「Voyager: An Open-Ended Embodied Agent with Large Language Models」を読んだメモ

「Voyager: An Open-Ended Embodied Agent with Large Language Models」を読んだメモです。

Abstract

1) an automatic curriculum that maximizes exploration, 2) an ever-growing skill library of executable code for storing and retrieving complex behaviors, and 3) a new iterative prompting mechanism that incorporates environment feedback, execution errors, and self-verification for program improvement.

とくに 2) の動作をスキルライブラリとして保存することや、3) の検証まわりが気になった。

2 Method

2.2 Skill Library

Adding a new skill. Each time GPT-4 generates and verifies a new skill, we add it to the skill library, represented by a vector database.

スキルを生成して検証したら、ベクトルデータベースに保存するとのこと。

2.3 Iterative Prompting Mechanism

3 種類のフィードバックをするとのこと。

環境（マインクラフト）からのフィードバック
実行エラー
タスクの成功の検証

Instead of manually coding success checkers for each new task proposed by the automatic curriculum, we instantiate another GPT-4 agent for self-verification.

別の GPT-4 インスタンスに検証させるとのこと。

################

▶ _課題一覧_:
#1 次の (a)〜(c) のそれぞれが Voyager の論文メモの内容と合うかどうかを「はい」か「いいえ」で答え、判断の根拠となる箇所をメモからそのまま引用してください。(a) 生成して検証したスキルはベクトルデータベースに保存される。(b) タスクの成功は人手で書いたチェッカーで検証する。(c) 反復プロンプトの仕組みでは 2 種類のフィードバックを使う。
#2 Voyager の論文メモで、反復プロンプトの仕組みに使われると挙げられているフィードバックの種類をすべて書き出してください。
#3 Voyager の論文メモを、最後の文の後から書き継いでください。

################

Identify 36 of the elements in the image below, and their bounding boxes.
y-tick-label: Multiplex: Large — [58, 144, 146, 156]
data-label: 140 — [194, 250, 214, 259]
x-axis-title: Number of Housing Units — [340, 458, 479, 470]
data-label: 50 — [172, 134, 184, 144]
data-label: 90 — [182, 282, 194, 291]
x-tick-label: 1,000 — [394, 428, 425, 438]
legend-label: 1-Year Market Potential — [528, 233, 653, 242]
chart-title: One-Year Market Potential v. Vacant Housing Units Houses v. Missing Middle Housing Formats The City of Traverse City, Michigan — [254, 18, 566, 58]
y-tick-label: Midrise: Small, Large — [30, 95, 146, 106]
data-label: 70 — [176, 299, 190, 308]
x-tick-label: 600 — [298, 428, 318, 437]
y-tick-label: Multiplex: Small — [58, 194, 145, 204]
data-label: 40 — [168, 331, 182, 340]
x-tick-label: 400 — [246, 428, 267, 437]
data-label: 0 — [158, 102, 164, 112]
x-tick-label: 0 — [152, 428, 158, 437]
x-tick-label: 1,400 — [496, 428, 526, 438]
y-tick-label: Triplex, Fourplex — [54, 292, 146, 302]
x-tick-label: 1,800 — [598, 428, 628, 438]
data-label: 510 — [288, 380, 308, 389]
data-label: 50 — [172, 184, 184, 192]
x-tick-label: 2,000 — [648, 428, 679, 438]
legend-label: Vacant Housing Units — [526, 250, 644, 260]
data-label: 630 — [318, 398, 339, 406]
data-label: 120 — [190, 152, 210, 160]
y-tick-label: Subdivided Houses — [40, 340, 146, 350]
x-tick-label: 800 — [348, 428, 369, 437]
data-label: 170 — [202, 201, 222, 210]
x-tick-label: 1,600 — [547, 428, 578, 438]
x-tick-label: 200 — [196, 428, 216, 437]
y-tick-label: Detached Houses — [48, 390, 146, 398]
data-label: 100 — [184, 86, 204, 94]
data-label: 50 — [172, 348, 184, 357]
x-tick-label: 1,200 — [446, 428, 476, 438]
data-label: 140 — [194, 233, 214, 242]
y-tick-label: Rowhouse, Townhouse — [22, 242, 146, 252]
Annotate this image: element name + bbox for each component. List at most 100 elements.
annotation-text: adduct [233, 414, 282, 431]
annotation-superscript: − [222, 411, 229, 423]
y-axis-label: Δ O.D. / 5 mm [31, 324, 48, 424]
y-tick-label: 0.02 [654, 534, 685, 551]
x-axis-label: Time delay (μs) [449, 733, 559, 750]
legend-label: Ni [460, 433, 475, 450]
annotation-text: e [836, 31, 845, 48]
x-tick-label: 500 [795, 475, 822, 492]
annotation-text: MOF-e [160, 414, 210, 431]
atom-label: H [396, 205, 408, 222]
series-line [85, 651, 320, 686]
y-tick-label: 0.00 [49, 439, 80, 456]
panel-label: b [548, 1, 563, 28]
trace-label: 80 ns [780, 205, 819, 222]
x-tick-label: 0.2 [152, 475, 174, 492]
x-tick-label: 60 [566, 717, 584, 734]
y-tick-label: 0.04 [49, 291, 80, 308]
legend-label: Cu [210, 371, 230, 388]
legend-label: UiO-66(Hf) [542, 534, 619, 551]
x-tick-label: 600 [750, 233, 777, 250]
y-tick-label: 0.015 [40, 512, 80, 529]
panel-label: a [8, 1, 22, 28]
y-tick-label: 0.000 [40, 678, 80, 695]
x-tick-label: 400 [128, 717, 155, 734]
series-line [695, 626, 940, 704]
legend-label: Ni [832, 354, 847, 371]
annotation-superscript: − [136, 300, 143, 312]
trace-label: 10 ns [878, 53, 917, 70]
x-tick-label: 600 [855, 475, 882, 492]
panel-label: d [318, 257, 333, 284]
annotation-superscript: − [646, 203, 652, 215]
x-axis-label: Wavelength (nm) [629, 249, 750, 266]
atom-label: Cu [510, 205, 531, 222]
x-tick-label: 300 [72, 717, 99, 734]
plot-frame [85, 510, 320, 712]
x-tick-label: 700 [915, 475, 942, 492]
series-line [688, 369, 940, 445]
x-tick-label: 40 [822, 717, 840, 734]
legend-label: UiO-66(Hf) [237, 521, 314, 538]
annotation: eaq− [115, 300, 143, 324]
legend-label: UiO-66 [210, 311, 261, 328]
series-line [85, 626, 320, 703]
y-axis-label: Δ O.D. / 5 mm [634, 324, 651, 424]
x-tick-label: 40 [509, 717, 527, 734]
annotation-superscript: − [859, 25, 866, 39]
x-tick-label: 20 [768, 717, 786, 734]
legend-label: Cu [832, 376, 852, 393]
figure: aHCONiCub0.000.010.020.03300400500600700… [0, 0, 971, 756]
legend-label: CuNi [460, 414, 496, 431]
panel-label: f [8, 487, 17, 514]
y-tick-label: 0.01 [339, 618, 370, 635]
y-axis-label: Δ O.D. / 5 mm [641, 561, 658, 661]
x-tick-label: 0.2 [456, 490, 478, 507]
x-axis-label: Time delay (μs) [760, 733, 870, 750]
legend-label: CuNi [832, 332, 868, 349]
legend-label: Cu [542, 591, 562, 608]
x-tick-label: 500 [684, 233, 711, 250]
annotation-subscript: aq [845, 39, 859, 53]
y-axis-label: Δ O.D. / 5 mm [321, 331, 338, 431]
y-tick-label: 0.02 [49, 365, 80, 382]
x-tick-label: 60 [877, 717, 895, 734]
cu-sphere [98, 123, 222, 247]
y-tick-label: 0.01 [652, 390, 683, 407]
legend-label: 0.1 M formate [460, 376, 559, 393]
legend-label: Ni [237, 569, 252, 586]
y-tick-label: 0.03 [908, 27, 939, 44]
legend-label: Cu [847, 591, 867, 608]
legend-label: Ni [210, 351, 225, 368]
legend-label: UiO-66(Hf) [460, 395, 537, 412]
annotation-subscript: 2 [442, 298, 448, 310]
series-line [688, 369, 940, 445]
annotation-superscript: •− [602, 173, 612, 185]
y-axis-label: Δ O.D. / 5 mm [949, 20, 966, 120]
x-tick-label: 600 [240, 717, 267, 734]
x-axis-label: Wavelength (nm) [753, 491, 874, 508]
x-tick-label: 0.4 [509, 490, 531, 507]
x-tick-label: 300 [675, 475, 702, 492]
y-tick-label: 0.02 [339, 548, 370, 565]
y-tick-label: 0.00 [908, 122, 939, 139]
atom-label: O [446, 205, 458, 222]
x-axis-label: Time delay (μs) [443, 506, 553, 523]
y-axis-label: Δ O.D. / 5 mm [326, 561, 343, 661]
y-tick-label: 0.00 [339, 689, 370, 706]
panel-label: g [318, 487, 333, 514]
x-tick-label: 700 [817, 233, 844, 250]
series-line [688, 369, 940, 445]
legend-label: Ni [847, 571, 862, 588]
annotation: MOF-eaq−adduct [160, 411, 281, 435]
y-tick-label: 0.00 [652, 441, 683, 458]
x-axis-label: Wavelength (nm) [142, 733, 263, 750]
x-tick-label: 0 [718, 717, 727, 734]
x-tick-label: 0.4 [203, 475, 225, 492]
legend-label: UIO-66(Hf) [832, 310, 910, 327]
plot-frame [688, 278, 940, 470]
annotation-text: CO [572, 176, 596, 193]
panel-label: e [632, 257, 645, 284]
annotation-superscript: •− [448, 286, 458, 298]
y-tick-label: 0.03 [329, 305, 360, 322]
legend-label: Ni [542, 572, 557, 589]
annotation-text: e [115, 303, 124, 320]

################

▶ _解答_:
#1
(a) はい。「スキルを生成して検証したら、ベクトルデータベースに保存するとのこと。」
(b) いいえ。「別の GPT-4 インスタンスに検証させるとのこと。」
(c) いいえ。「3 種類のフィードバックをするとのこと。」

#2
- 環境（マインクラフト）からのフィードバック
- 実行エラー
- タスクの成功の検証

#3
3 Experiments

3.2 Baselines

ベースラインとして ReAct、Reflexion、AutoGPT と比較するとのこと。

therefore we have to re-interpret them to be executable in MineDojo and compatible with our experimental setting:

「MineDojo」でプレイ可能なように実装し直した？ MineDojo は Minecraft の API のようなもの？

https://github.com/MineDojo/MineDojo

Voyager は Mineflayer を使っているとのこと。 Mineflayer は、Minecraft の JS/Python API。

https://github.com/PrismarineJS/mineflayer

3.5 Multimodal Feedback from Humans

この時点では GPT-4 は Vision がなかったとのこと。

We demonstrate that given human feedback, Voyager is able to construct complex 3D structures in Minecraft, such as a Nether Portal and a house (Fig. 10). There are two ways to integrate human feedback:

人間からのフィードバックがあると、3D の建造物を建てたりできたとのこと。